* The exercise: Select the lines that contain "climatology" and copy each of them.

begin Extracted material

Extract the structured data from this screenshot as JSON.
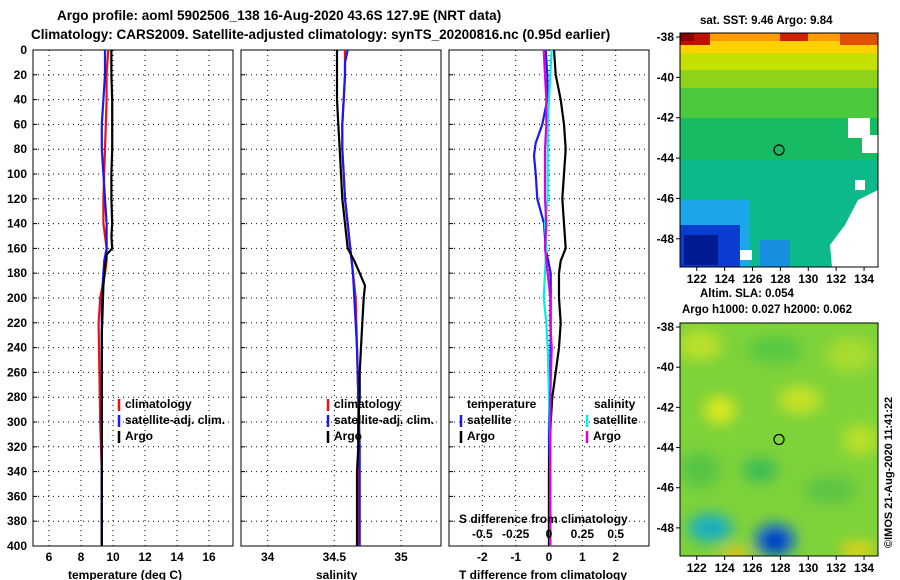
{
  "header": {
    "line1": "Argo profile: aoml 5902506_138 16-Aug-2020 43.6S 127.9E (NRT data)",
    "line2": "Climatology: CARS2009. Satellite-adjusted climatology: synTS_20200816.nc (0.95d earlier)"
  },
  "depth_ticks": [
    "0",
    "20",
    "40",
    "60",
    "80",
    "100",
    "120",
    "140",
    "160",
    "180",
    "200",
    "220",
    "240",
    "260",
    "280",
    "300",
    "320",
    "340",
    "360",
    "380",
    "400"
  ],
  "colors": {
    "climatology": "#ee1111",
    "satellite": "#1a1aee",
    "argo": "#000000",
    "sat_sal": "#00eeee",
    "argo_sal": "#dd00dd",
    "grid": "#000000"
  },
  "chart_data": [
    {
      "id": "temperature",
      "type": "line",
      "xlabel": "temperature (deg C)",
      "ylabel": "",
      "xlim": [
        5,
        17.5
      ],
      "ylim": [
        400,
        0
      ],
      "xticks": [
        6,
        8,
        10,
        12,
        14,
        16
      ],
      "xtick_labels": [
        "6",
        "8",
        "10",
        "12",
        "14",
        "16"
      ],
      "legend": [
        "climatology",
        "satellite-adj. clim.",
        "Argo"
      ],
      "series": [
        {
          "name": "climatology",
          "color": "#ee1111",
          "depth": [
            0,
            20,
            40,
            60,
            80,
            100,
            120,
            140,
            160,
            170,
            180,
            200,
            220,
            260,
            300,
            340,
            400
          ],
          "values": [
            9.7,
            9.6,
            9.6,
            9.55,
            9.5,
            9.45,
            9.4,
            9.4,
            9.6,
            9.6,
            9.5,
            9.2,
            9.1,
            9.15,
            9.2,
            9.3,
            9.3
          ]
        },
        {
          "name": "satellite-adj. clim.",
          "color": "#1a1aee",
          "depth": [
            0,
            20,
            40,
            60,
            80,
            100,
            120,
            140,
            160,
            170,
            180,
            200,
            220,
            260,
            300,
            340,
            400
          ],
          "values": [
            9.5,
            9.5,
            9.4,
            9.3,
            9.3,
            9.4,
            9.5,
            9.6,
            9.6,
            9.45,
            9.4,
            9.3,
            9.3,
            9.3,
            9.3,
            9.3,
            9.3
          ]
        },
        {
          "name": "Argo",
          "color": "#000000",
          "depth": [
            0,
            20,
            40,
            60,
            80,
            100,
            120,
            140,
            150,
            160,
            165,
            175,
            190,
            210,
            230,
            260,
            300,
            340,
            400
          ],
          "values": [
            9.9,
            9.9,
            9.95,
            9.95,
            9.95,
            9.9,
            9.9,
            9.95,
            9.9,
            9.95,
            9.6,
            9.5,
            9.4,
            9.35,
            9.3,
            9.3,
            9.3,
            9.3,
            9.3
          ]
        }
      ]
    },
    {
      "id": "salinity",
      "type": "line",
      "xlabel": "salinity",
      "ylabel": "",
      "xlim": [
        33.8,
        35.3
      ],
      "ylim": [
        400,
        0
      ],
      "xticks": [
        34,
        34.5,
        35
      ],
      "xtick_labels": [
        "34",
        "34.5",
        "35"
      ],
      "legend": [
        "climatology",
        "satellite-adj. clim.",
        "Argo"
      ],
      "series": [
        {
          "name": "climatology",
          "color": "#ee1111",
          "depth": [
            0,
            20,
            40,
            60,
            80,
            100,
            120,
            140,
            160,
            180,
            200,
            240,
            280,
            320,
            360,
            400
          ],
          "values": [
            34.58,
            34.58,
            34.57,
            34.56,
            34.56,
            34.57,
            34.58,
            34.6,
            34.62,
            34.64,
            34.66,
            34.67,
            34.68,
            34.68,
            34.68,
            34.68
          ]
        },
        {
          "name": "satellite-adj. clim.",
          "color": "#1a1aee",
          "depth": [
            0,
            10,
            20,
            40,
            60,
            80,
            100,
            120,
            140,
            160,
            180,
            200,
            240,
            280,
            320,
            360,
            400
          ],
          "values": [
            34.6,
            34.58,
            34.58,
            34.57,
            34.56,
            34.56,
            34.57,
            34.58,
            34.6,
            34.62,
            34.64,
            34.65,
            34.67,
            34.68,
            34.69,
            34.69,
            34.69
          ]
        },
        {
          "name": "Argo",
          "color": "#000000",
          "depth": [
            0,
            40,
            60,
            80,
            100,
            120,
            140,
            160,
            170,
            180,
            190,
            200,
            220,
            240,
            260,
            280,
            300,
            320,
            340,
            360,
            400
          ],
          "values": [
            34.52,
            34.52,
            34.53,
            34.54,
            34.55,
            34.56,
            34.58,
            34.6,
            34.65,
            34.69,
            34.73,
            34.72,
            34.71,
            34.7,
            34.69,
            34.69,
            34.68,
            34.68,
            34.67,
            34.67,
            34.67
          ]
        }
      ]
    },
    {
      "id": "difference",
      "type": "line",
      "xlabel": "T difference from climatology",
      "top_axis_label": "S difference from climatology",
      "ylabel": "",
      "xlim": [
        -3,
        3
      ],
      "ylim": [
        400,
        0
      ],
      "xticks": [
        -2,
        -1,
        0,
        1,
        2
      ],
      "xtick_labels": [
        "-2",
        "-1",
        "0",
        "1",
        "2"
      ],
      "s_xticks": [
        -0.5,
        -0.25,
        0,
        0.25,
        0.5
      ],
      "s_xtick_labels": [
        "-0.5",
        "-0.25",
        "0",
        "0.25",
        "0.5"
      ],
      "legend_titles": [
        "temperature",
        "salinity"
      ],
      "legend": [
        "satellite",
        "Argo",
        "satellite",
        "Argo"
      ],
      "series": [
        {
          "name": "temperature satellite",
          "color": "#1a1aee",
          "depth": [
            0,
            20,
            40,
            60,
            75,
            85,
            100,
            120,
            140,
            160,
            180,
            200,
            240,
            300,
            360,
            400
          ],
          "values": [
            -0.1,
            -0.05,
            -0.05,
            -0.2,
            -0.4,
            -0.45,
            -0.4,
            -0.35,
            -0.15,
            -0.1,
            0.05,
            0.05,
            0.05,
            0,
            0,
            0
          ]
        },
        {
          "name": "temperature Argo",
          "color": "#000000",
          "depth": [
            0,
            20,
            40,
            60,
            80,
            100,
            120,
            140,
            160,
            170,
            180,
            200,
            220,
            240,
            260,
            280,
            300,
            340,
            400
          ],
          "values": [
            0.15,
            0.2,
            0.35,
            0.45,
            0.5,
            0.45,
            0.4,
            0.45,
            0.5,
            0.35,
            0.3,
            0.3,
            0.35,
            0.3,
            0.2,
            0.1,
            0.05,
            0,
            0
          ]
        },
        {
          "name": "salinity satellite",
          "color": "#00eeee",
          "depth": [
            0,
            20,
            40,
            60,
            80,
            100,
            120,
            140,
            160,
            180,
            200,
            220,
            240,
            280,
            320,
            360,
            400
          ],
          "values": [
            0.02,
            0.01,
            0.0,
            -0.01,
            -0.01,
            -0.01,
            -0.01,
            -0.03,
            -0.02,
            -0.03,
            -0.04,
            -0.02,
            -0.01,
            0,
            0.01,
            0.01,
            0.01
          ]
        },
        {
          "name": "salinity Argo",
          "color": "#dd00dd",
          "depth": [
            0,
            20,
            40,
            60,
            80,
            100,
            120,
            140,
            160,
            180,
            200,
            220,
            240,
            280,
            320,
            360,
            400
          ],
          "values": [
            -0.04,
            -0.03,
            -0.02,
            -0.02,
            -0.03,
            -0.03,
            -0.03,
            -0.02,
            -0.03,
            -0.01,
            0.01,
            0.01,
            0.02,
            0.01,
            0.01,
            0.01,
            0.01
          ]
        }
      ]
    },
    {
      "id": "sst_map",
      "type": "heatmap",
      "title": "sat. SST: 9.46 Argo: 9.84",
      "xticks": [
        122,
        124,
        126,
        128,
        130,
        132,
        134
      ],
      "xtick_labels": [
        "122",
        "124",
        "126",
        "128",
        "130",
        "132",
        "134"
      ],
      "yticks": [
        -38,
        -40,
        -42,
        -44,
        -46,
        -48
      ],
      "ytick_labels": [
        "-38",
        "-40",
        "-42",
        "-44",
        "-46",
        "-48"
      ],
      "xlim": [
        120.8,
        135.0
      ],
      "ylim": [
        -49.4,
        -37.8
      ],
      "marker": {
        "lon": 127.9,
        "lat": -43.6
      }
    },
    {
      "id": "sla_map",
      "type": "heatmap",
      "title_line1": "Altim. SLA: 0.054",
      "title_line2": "Argo h1000: 0.027 h2000: 0.062",
      "xticks": [
        122,
        124,
        126,
        128,
        130,
        132,
        134
      ],
      "xtick_labels": [
        "122",
        "124",
        "126",
        "128",
        "130",
        "132",
        "134"
      ],
      "yticks": [
        -38,
        -40,
        -42,
        -44,
        -46,
        -48
      ],
      "ytick_labels": [
        "-38",
        "-40",
        "-42",
        "-44",
        "-46",
        "-48"
      ],
      "xlim": [
        120.8,
        135.0
      ],
      "ylim": [
        -49.4,
        -37.8
      ],
      "marker": {
        "lon": 127.9,
        "lat": -43.6
      }
    }
  ],
  "credit": "©IMOS 21-Aug-2020 11:41:22"
}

end Extracted material

* Exercise answer:
    "line2": "Climatology: CARS2009. Satellite-adjusted climatology: synTS_20200816.nc (0.95d earlier)"
    "climatology": "#ee1111",
        "climatology",
          "name": "climatology",
        "climatology",
          "name": "climatology",
      "xlabel": "T difference from climatology",
      "top_axis_label": "S difference from climatology",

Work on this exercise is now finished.